* _WRITTEN REQUEST_: Please pull out every line of the entries below that contains the string "legend". Case counts.

• • •

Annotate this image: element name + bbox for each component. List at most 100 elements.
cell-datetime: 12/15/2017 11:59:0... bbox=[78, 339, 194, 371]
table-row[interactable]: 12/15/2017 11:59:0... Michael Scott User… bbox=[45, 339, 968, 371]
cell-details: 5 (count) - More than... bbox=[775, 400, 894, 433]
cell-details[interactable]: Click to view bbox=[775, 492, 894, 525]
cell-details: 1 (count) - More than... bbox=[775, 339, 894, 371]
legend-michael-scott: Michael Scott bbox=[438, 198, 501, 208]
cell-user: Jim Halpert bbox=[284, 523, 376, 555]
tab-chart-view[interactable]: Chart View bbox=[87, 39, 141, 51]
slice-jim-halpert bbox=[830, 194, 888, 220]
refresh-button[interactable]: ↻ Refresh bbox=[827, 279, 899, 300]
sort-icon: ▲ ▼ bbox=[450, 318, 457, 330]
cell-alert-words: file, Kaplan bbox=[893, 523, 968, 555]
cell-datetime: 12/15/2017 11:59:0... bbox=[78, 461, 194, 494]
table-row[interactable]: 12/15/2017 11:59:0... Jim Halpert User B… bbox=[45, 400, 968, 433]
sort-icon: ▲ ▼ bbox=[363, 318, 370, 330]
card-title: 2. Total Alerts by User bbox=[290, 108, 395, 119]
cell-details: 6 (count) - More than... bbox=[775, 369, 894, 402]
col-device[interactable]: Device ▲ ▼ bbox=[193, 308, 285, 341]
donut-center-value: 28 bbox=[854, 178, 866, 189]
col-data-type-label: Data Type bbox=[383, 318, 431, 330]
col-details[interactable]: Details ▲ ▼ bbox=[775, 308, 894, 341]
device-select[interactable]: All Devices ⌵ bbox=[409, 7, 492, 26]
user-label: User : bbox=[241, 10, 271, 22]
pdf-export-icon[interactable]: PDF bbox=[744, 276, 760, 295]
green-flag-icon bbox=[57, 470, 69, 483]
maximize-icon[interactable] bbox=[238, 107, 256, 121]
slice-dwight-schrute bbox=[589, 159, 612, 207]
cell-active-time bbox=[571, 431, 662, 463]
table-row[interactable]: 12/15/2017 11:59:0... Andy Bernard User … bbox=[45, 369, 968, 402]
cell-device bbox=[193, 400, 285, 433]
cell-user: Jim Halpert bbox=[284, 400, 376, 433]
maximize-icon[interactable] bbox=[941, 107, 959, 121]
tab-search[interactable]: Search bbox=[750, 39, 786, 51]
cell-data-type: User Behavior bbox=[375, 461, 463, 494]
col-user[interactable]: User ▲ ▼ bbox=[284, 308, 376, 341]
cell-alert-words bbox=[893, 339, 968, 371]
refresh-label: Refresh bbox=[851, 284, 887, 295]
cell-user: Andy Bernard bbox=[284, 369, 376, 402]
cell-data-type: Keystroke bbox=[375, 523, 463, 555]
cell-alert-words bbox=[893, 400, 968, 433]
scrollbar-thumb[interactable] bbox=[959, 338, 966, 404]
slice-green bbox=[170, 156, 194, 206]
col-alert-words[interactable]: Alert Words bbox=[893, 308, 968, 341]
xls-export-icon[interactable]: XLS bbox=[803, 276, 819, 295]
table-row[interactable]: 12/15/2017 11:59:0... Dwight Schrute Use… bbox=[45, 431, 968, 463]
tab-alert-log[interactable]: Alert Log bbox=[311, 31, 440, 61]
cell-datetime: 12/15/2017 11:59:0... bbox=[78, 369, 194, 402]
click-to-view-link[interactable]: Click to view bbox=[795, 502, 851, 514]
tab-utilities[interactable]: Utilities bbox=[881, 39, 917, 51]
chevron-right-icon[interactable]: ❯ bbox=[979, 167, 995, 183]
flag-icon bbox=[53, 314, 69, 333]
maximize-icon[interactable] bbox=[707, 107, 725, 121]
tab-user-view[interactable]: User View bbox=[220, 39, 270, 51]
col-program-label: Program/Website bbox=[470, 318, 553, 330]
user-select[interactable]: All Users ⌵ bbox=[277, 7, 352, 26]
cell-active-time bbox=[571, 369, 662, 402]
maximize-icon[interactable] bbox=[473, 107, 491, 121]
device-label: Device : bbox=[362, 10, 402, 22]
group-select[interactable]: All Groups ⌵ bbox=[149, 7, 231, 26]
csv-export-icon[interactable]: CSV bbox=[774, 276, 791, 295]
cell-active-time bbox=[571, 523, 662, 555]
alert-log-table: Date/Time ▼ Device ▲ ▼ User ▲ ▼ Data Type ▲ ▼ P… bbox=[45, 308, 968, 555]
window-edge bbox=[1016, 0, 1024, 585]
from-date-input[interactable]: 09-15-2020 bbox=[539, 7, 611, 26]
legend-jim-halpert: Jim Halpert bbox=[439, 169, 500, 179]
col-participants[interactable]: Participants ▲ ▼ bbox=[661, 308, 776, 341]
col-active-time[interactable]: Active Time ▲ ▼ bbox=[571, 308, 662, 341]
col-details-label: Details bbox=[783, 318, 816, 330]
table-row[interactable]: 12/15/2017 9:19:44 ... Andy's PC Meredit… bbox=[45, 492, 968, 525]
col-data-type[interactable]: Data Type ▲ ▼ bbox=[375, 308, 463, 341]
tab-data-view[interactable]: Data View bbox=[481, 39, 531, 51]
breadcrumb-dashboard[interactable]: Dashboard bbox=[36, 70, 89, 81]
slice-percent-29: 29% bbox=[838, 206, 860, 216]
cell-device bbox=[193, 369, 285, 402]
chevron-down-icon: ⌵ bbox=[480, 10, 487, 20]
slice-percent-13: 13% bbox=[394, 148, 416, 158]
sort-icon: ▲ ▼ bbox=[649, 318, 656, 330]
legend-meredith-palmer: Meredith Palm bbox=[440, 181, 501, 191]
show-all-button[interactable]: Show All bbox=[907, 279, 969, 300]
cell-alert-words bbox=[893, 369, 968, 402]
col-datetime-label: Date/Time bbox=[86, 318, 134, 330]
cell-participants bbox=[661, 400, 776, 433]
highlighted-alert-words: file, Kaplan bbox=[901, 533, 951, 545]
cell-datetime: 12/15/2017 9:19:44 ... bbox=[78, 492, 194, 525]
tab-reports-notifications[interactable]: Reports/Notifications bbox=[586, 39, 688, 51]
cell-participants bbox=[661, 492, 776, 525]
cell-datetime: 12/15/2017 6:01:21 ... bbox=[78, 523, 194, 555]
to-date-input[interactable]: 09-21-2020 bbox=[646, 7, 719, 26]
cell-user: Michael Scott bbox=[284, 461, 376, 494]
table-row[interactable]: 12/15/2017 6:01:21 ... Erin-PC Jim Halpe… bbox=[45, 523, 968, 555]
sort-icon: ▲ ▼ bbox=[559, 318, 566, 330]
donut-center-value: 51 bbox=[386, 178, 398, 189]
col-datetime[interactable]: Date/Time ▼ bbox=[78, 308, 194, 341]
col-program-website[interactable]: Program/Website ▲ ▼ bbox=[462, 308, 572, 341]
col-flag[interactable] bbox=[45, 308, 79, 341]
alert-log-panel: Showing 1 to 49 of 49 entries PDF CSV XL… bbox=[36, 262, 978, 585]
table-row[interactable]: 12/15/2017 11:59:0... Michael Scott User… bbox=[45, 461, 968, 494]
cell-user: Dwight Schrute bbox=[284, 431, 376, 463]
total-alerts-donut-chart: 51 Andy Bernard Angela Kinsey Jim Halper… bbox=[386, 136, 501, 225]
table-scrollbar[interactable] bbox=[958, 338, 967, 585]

• • •

* _RESULT BELOW_:
legend-michael-scott: Michael Scott bbox=[438, 198, 501, 208]
legend-jim-halpert: Jim Halpert bbox=[439, 169, 500, 179]
legend-meredith-palmer: Meredith Palm bbox=[440, 181, 501, 191]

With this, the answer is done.